● **AIM OF THE TASK**:
Lines containing the string "pursuant" are to be collected in full.

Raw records

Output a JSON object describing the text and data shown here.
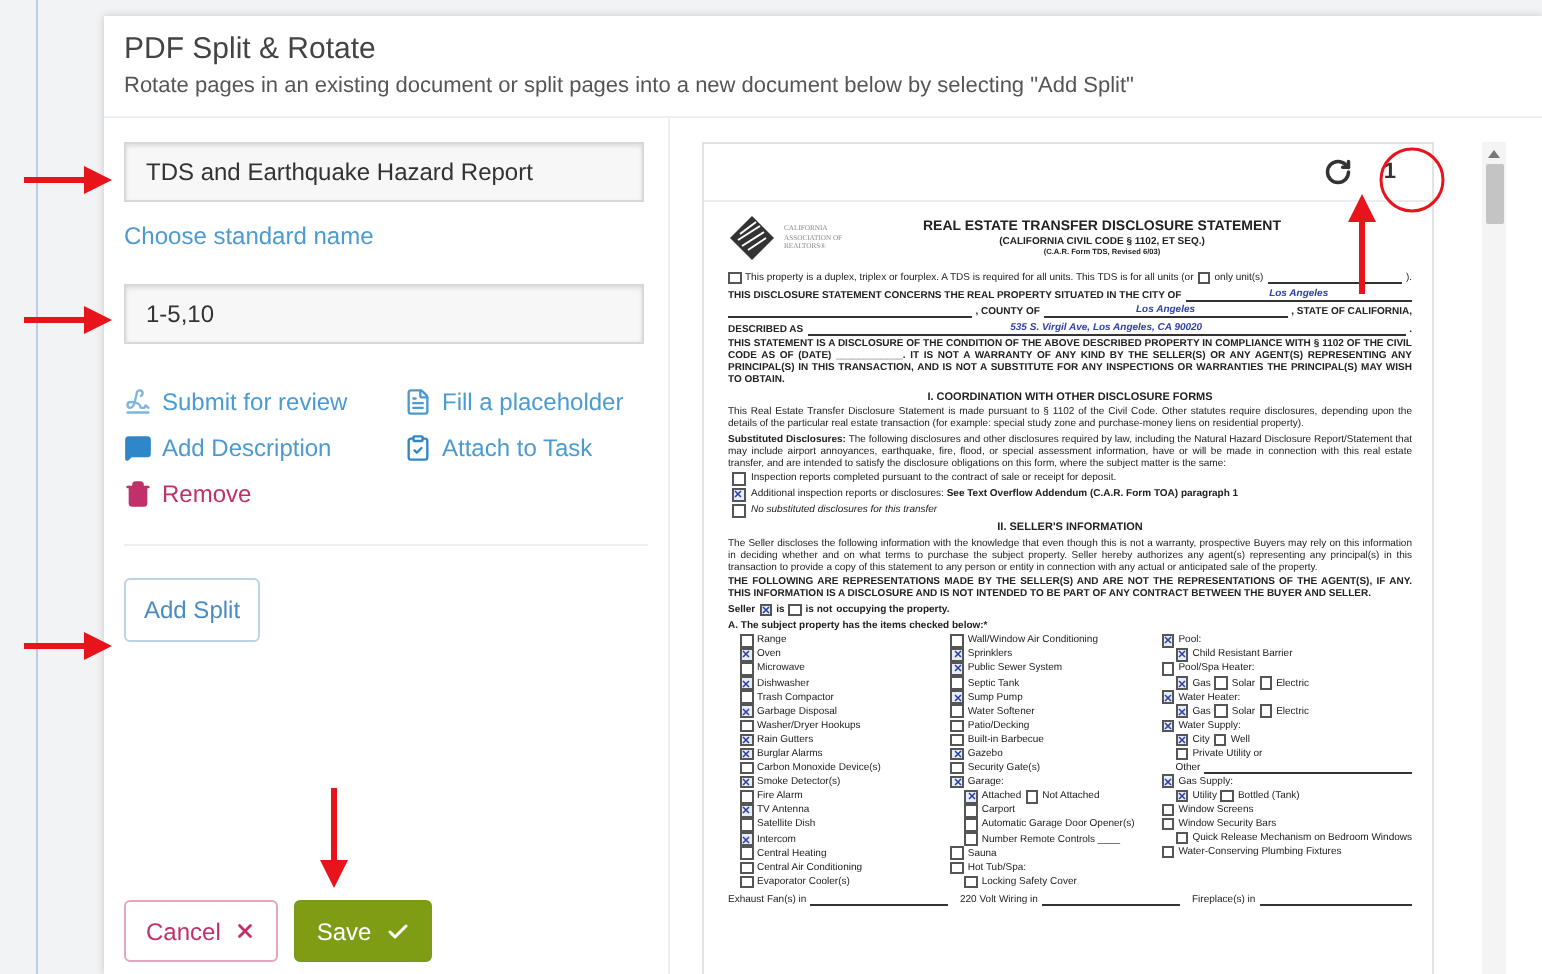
{
  "dialog": {
    "title": "PDF Split & Rotate",
    "subtitle": "Rotate pages in an existing document or split pages into a new document below by selecting \"Add Split\""
  },
  "split": {
    "name_value": "TDS and Earthquake Hazard Report",
    "standard_name_link": "Choose standard name",
    "pages_value": "1-5,10",
    "actions": [
      {
        "kind": "review",
        "label": "Submit for review"
      },
      {
        "kind": "placeholder",
        "label": "Fill a placeholder"
      },
      {
        "kind": "description",
        "label": "Add Description"
      },
      {
        "kind": "task",
        "label": "Attach to Task"
      },
      {
        "kind": "remove",
        "label": "Remove"
      }
    ]
  },
  "add_split_button": "Add Split",
  "buttons": [
    {
      "kind": "cancel",
      "label": "Cancel"
    },
    {
      "kind": "save",
      "label": "Save"
    }
  ],
  "preview": {
    "page_number": "1",
    "document": {
      "logo_text": "CALIFORNIA ASSOCIATION OF REALTORS®",
      "title": "REAL ESTATE TRANSFER DISCLOSURE STATEMENT",
      "subtitle": "(CALIFORNIA CIVIL CODE § 1102, ET SEQ.)",
      "form_note": "(C.A.R. Form TDS, Revised 6/03)",
      "blocks": [
        {
          "kind": "form",
          "parts": [
            {
              "kind": "box",
              "checked": false
            },
            {
              "kind": "text",
              "text": "This property is a duplex, triplex or fourplex.  A TDS is required for all units. This TDS is for all units (or"
            },
            {
              "kind": "box",
              "checked": false
            },
            {
              "kind": "text",
              "text": "only unit(s)"
            },
            {
              "kind": "blank"
            },
            {
              "kind": "text",
              "text": ")."
            }
          ]
        },
        {
          "kind": "form",
          "bold": true,
          "parts": [
            {
              "kind": "text",
              "text": "THIS DISCLOSURE STATEMENT CONCERNS THE REAL PROPERTY SITUATED IN THE CITY OF"
            },
            {
              "kind": "fill",
              "text": "Los Angeles"
            }
          ]
        },
        {
          "kind": "form",
          "bold": true,
          "parts": [
            {
              "kind": "blank"
            },
            {
              "kind": "text",
              "text": ", COUNTY OF"
            },
            {
              "kind": "fill",
              "text": "Los Angeles"
            },
            {
              "kind": "text",
              "text": ", STATE OF CALIFORNIA,"
            }
          ]
        },
        {
          "kind": "form",
          "bold": true,
          "parts": [
            {
              "kind": "text",
              "text": "DESCRIBED AS"
            },
            {
              "kind": "fill",
              "text": "535 S. Virgil Ave, Los Angeles, CA  90020"
            },
            {
              "kind": "text",
              "text": "."
            }
          ]
        },
        {
          "kind": "bold",
          "text": "THIS STATEMENT IS A DISCLOSURE OF THE CONDITION OF THE ABOVE DESCRIBED PROPERTY IN COMPLIANCE WITH § 1102 OF THE CIVIL CODE AS OF (DATE) ____________. IT IS NOT A WARRANTY OF ANY KIND BY THE SELLER(S) OR ANY AGENT(S) REPRESENTING ANY PRINCIPAL(S) IN THIS TRANSACTION, AND IS NOT A SUBSTITUTE FOR ANY INSPECTIONS OR WARRANTIES THE PRINCIPAL(S) MAY WISH TO OBTAIN."
        },
        {
          "kind": "heading",
          "text": "I. COORDINATION WITH OTHER DISCLOSURE FORMS"
        },
        {
          "kind": "para",
          "text": "This Real Estate Transfer Disclosure Statement is made pursuant to § 1102 of the Civil Code. Other statutes require disclosures, depending upon the details of the particular real estate transaction (for example: special study zone and purchase-money liens on residential property)."
        },
        {
          "kind": "para",
          "text": "**Substituted Disclosures:** The following disclosures and other disclosures required by law, including the Natural Hazard Disclosure Report/Statement that may include airport annoyances, earthquake, fire, flood, or special assessment information, have or will be made in connection with this real estate transfer, and are intended to satisfy the disclosure obligations on this form, where the subject matter is the same:"
        },
        {
          "kind": "check",
          "checked": false,
          "text": "Inspection reports completed pursuant to the contract of sale or receipt for deposit."
        },
        {
          "kind": "check",
          "checked": true,
          "text": "Additional inspection reports or disclosures: **See Text Overflow Addendum (C.A.R. Form TOA) paragraph 1**"
        },
        {
          "kind": "check",
          "checked": false,
          "italic": true,
          "text": "No substituted disclosures for this transfer"
        },
        {
          "kind": "heading",
          "text": "II. SELLER'S INFORMATION"
        },
        {
          "kind": "para",
          "text": "The Seller discloses the following information with the knowledge that even though this is not a warranty, prospective Buyers may rely on this information in deciding whether and on what terms to purchase the subject property. Seller hereby authorizes any agent(s) representing any principal(s) in this transaction to provide a copy of this statement to any person or entity in connection with any actual or anticipated sale of the property."
        },
        {
          "kind": "bold",
          "text": "THE FOLLOWING ARE REPRESENTATIONS MADE BY THE SELLER(S) AND ARE NOT THE REPRESENTATIONS OF THE AGENT(S), IF ANY. THIS INFORMATION IS A DISCLOSURE AND IS NOT INTENDED TO BE PART OF ANY CONTRACT BETWEEN THE BUYER AND SELLER."
        },
        {
          "kind": "form",
          "bold": true,
          "parts": [
            {
              "kind": "text",
              "text": "Seller"
            },
            {
              "kind": "box",
              "checked": true
            },
            {
              "kind": "text",
              "text": "is"
            },
            {
              "kind": "box",
              "checked": false
            },
            {
              "kind": "text",
              "text": "is not"
            },
            {
              "kind": "text",
              "text": "occupying the property."
            }
          ]
        },
        {
          "kind": "bold",
          "text": "A.   The subject property has the items checked below:*"
        },
        {
          "kind": "checklist",
          "columns": [
            [
              {
                "boxes": [
                  {
                    "label": "Range",
                    "checked": false
                  }
                ]
              },
              {
                "boxes": [
                  {
                    "label": "Oven",
                    "checked": true
                  }
                ]
              },
              {
                "boxes": [
                  {
                    "label": "Microwave",
                    "checked": false
                  }
                ]
              },
              {
                "boxes": [
                  {
                    "label": "Dishwasher",
                    "checked": true
                  }
                ]
              },
              {
                "boxes": [
                  {
                    "label": "Trash Compactor",
                    "checked": false
                  }
                ]
              },
              {
                "boxes": [
                  {
                    "label": "Garbage Disposal",
                    "checked": true
                  }
                ]
              },
              {
                "boxes": [
                  {
                    "label": "Washer/Dryer Hookups",
                    "checked": false
                  }
                ]
              },
              {
                "boxes": [
                  {
                    "label": "Rain Gutters",
                    "checked": true
                  }
                ]
              },
              {
                "boxes": [
                  {
                    "label": "Burglar Alarms",
                    "checked": true
                  }
                ]
              },
              {
                "boxes": [
                  {
                    "label": "Carbon Monoxide Device(s)",
                    "checked": false
                  }
                ]
              },
              {
                "boxes": [
                  {
                    "label": "Smoke Detector(s)",
                    "checked": true
                  }
                ]
              },
              {
                "boxes": [
                  {
                    "label": "Fire Alarm",
                    "checked": false
                  }
                ]
              },
              {
                "boxes": [
                  {
                    "label": "TV Antenna",
                    "checked": true
                  }
                ]
              },
              {
                "boxes": [
                  {
                    "label": "Satellite Dish",
                    "checked": false
                  }
                ]
              },
              {
                "boxes": [
                  {
                    "label": "Intercom",
                    "checked": true
                  }
                ]
              },
              {
                "boxes": [
                  {
                    "label": "Central Heating",
                    "checked": false
                  }
                ]
              },
              {
                "boxes": [
                  {
                    "label": "Central Air Conditioning",
                    "checked": false
                  }
                ]
              },
              {
                "boxes": [
                  {
                    "label": "Evaporator Cooler(s)",
                    "checked": false
                  }
                ]
              }
            ],
            [
              {
                "boxes": [
                  {
                    "label": "Wall/Window Air Conditioning",
                    "checked": false
                  }
                ]
              },
              {
                "boxes": [
                  {
                    "label": "Sprinklers",
                    "checked": true
                  }
                ]
              },
              {
                "boxes": [
                  {
                    "label": "Public Sewer System",
                    "checked": true
                  }
                ]
              },
              {
                "boxes": [
                  {
                    "label": "Septic Tank",
                    "checked": false
                  }
                ]
              },
              {
                "boxes": [
                  {
                    "label": "Sump Pump",
                    "checked": true
                  }
                ]
              },
              {
                "boxes": [
                  {
                    "label": "Water Softener",
                    "checked": false
                  }
                ]
              },
              {
                "boxes": [
                  {
                    "label": "Patio/Decking",
                    "checked": false
                  }
                ]
              },
              {
                "boxes": [
                  {
                    "label": "Built-in Barbecue",
                    "checked": false
                  }
                ]
              },
              {
                "boxes": [
                  {
                    "label": "Gazebo",
                    "checked": true
                  }
                ]
              },
              {
                "boxes": [
                  {
                    "label": "Security Gate(s)",
                    "checked": false
                  }
                ]
              },
              {
                "boxes": [
                  {
                    "label": "Garage:",
                    "checked": true
                  }
                ],
                "children": [
                  {
                    "boxes": [
                      {
                        "label": "Attached",
                        "checked": true
                      },
                      {
                        "label": "Not Attached",
                        "checked": false
                      }
                    ]
                  },
                  {
                    "boxes": [
                      {
                        "label": "Carport",
                        "checked": false
                      }
                    ]
                  },
                  {
                    "boxes": [
                      {
                        "label": "Automatic Garage Door Opener(s)",
                        "checked": false
                      }
                    ]
                  },
                  {
                    "boxes": [
                      {
                        "label": "Number Remote Controls ____",
                        "checked": false
                      }
                    ]
                  }
                ]
              },
              {
                "boxes": [
                  {
                    "label": "Sauna",
                    "checked": false
                  }
                ]
              },
              {
                "boxes": [
                  {
                    "label": "Hot Tub/Spa:",
                    "checked": false
                  }
                ],
                "children": [
                  {
                    "boxes": [
                      {
                        "label": "Locking Safety Cover",
                        "checked": false
                      }
                    ]
                  }
                ]
              }
            ],
            [
              {
                "boxes": [
                  {
                    "label": "Pool:",
                    "checked": true
                  }
                ],
                "children": [
                  {
                    "boxes": [
                      {
                        "label": "Child Resistant Barrier",
                        "checked": true
                      }
                    ]
                  }
                ]
              },
              {
                "boxes": [
                  {
                    "label": "Pool/Spa Heater:",
                    "checked": false
                  }
                ],
                "children": [
                  {
                    "boxes": [
                      {
                        "label": "Gas",
                        "checked": true
                      },
                      {
                        "label": "Solar",
                        "checked": false
                      },
                      {
                        "label": "Electric",
                        "checked": false
                      }
                    ]
                  }
                ]
              },
              {
                "boxes": [
                  {
                    "label": "Water Heater:",
                    "checked": true
                  }
                ],
                "children": [
                  {
                    "boxes": [
                      {
                        "label": "Gas",
                        "checked": true
                      },
                      {
                        "label": "Solar",
                        "checked": false
                      },
                      {
                        "label": "Electric",
                        "checked": false
                      }
                    ]
                  }
                ]
              },
              {
                "boxes": [
                  {
                    "label": "Water Supply:",
                    "checked": true
                  }
                ],
                "children": [
                  {
                    "boxes": [
                      {
                        "label": "City",
                        "checked": true
                      },
                      {
                        "label": "Well",
                        "checked": false
                      }
                    ]
                  },
                  {
                    "boxes": [
                      {
                        "label": "Private Utility or",
                        "checked": false
                      }
                    ]
                  },
                  {
                    "text": "Other"
                  }
                ]
              },
              {
                "boxes": [
                  {
                    "label": "Gas Supply:",
                    "checked": true
                  }
                ],
                "children": [
                  {
                    "boxes": [
                      {
                        "label": "Utility",
                        "checked": true
                      },
                      {
                        "label": "Bottled (Tank)",
                        "checked": false
                      }
                    ]
                  }
                ]
              },
              {
                "boxes": [
                  {
                    "label": "Window Screens",
                    "checked": false
                  }
                ]
              },
              {
                "boxes": [
                  {
                    "label": "Window Security Bars",
                    "checked": false
                  }
                ],
                "children": [
                  {
                    "boxes": [
                      {
                        "label": "Quick Release Mechanism on Bedroom Windows",
                        "checked": false
                      }
                    ]
                  }
                ]
              },
              {
                "boxes": [
                  {
                    "label": "Water-Conserving Plumbing Fixtures",
                    "checked": false
                  }
                ]
              }
            ]
          ]
        },
        {
          "kind": "blanks",
          "items": [
            "Exhaust Fan(s) in",
            "220 Volt Wiring in",
            "Fireplace(s) in"
          ]
        }
      ]
    }
  }
}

● **RESULT OF THE EXERCISE**:
          "text": "This Real Estate Transfer Disclosure Statement is made pursuant to § 1102 of the Civil Code. Other statutes require disclosures, depending upon the details of the particular real estate transaction (for example: special study zone and purchase-money liens on residential property)."
          "text": "Inspection reports completed pursuant to the contract of sale or receipt for deposit."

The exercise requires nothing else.